● ABOUT THIS EXERCISE: Which lines of the records contain the word "vier"? Show each of them.

(Excerpts from a dataset)
■ ■ ■ ■

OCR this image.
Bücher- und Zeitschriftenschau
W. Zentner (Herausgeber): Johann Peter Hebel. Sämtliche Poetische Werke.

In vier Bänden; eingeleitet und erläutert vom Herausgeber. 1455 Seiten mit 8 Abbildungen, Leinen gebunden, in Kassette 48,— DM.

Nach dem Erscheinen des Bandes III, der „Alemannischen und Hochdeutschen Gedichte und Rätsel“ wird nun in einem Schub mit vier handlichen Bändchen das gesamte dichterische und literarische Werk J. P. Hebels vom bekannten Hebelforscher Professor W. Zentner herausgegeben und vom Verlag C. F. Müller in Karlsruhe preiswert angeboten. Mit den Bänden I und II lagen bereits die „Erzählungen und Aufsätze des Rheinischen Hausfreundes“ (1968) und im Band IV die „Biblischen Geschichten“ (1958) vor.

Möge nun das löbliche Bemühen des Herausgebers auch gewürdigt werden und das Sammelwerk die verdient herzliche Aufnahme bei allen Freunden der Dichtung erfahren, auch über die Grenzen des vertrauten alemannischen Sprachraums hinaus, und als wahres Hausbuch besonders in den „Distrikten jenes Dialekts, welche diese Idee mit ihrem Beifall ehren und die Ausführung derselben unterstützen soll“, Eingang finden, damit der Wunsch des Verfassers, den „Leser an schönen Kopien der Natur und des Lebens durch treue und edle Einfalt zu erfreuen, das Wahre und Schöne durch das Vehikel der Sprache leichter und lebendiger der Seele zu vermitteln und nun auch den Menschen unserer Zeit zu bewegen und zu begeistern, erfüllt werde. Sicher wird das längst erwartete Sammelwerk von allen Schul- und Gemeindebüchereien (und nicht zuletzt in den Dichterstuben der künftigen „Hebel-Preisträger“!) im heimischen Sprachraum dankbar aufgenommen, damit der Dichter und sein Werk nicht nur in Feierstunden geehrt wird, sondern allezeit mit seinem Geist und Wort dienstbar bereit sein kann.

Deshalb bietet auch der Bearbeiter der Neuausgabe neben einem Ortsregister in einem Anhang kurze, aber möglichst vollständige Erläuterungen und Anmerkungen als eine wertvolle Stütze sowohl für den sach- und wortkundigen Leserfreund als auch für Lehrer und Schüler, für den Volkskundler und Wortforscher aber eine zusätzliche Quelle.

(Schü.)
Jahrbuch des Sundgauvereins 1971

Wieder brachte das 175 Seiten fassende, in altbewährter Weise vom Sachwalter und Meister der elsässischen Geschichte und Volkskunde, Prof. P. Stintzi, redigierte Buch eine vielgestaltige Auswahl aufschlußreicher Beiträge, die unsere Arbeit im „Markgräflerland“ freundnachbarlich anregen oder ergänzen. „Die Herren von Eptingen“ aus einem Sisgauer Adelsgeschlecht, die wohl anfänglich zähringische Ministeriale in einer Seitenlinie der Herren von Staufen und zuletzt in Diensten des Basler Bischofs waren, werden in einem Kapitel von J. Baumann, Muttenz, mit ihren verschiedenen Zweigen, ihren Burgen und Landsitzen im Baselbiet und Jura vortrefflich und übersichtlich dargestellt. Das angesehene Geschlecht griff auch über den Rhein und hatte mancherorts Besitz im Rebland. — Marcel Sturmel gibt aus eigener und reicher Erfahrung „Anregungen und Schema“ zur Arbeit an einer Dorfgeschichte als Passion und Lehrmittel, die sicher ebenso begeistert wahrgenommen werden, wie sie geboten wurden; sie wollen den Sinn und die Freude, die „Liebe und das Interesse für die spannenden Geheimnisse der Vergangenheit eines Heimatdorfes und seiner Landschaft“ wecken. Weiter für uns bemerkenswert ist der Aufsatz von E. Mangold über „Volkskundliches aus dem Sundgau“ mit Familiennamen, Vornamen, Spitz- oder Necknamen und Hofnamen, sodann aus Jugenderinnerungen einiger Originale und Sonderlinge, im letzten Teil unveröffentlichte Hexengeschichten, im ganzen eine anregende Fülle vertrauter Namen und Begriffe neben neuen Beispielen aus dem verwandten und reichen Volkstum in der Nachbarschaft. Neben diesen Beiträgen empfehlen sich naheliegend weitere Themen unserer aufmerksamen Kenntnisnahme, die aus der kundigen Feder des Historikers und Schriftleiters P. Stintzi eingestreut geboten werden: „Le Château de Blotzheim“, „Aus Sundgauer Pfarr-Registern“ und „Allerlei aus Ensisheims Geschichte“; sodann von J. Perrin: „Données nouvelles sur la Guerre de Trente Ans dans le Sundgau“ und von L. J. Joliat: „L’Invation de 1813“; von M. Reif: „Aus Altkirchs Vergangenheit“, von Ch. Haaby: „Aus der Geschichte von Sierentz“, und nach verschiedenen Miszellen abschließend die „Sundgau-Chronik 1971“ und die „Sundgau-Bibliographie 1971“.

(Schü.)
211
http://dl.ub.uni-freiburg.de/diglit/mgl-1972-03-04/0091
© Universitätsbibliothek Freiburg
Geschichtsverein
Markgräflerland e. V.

■ ■ ■ ■

● PROBLEM SOLUTION:
In vier Bänden; eingeleitet und erläutert vom Herausgeber. 1455 Seiten mit 8 Abbildungen, Leinen gebunden, in Kassette 48,— DM.
Nach dem Erscheinen des Bandes III, der „Alemannischen und Hochdeutschen Gedichte und Rätsel“ wird nun in einem Schub mit vier handlichen Bändchen das gesamte dichterische und literarische Werk J. P. Hebels vom bekannten Hebelforscher Professor W. Zentner herausgegeben und vom Verlag C. F. Müller in Karlsruhe preiswert angeboten. Mit den Bänden I und II lagen bereits die „Erzählungen und Aufsätze des Rheinischen Hausfreundes“ (1968) und im Band IV die „Biblischen Geschichten“ (1958) vor.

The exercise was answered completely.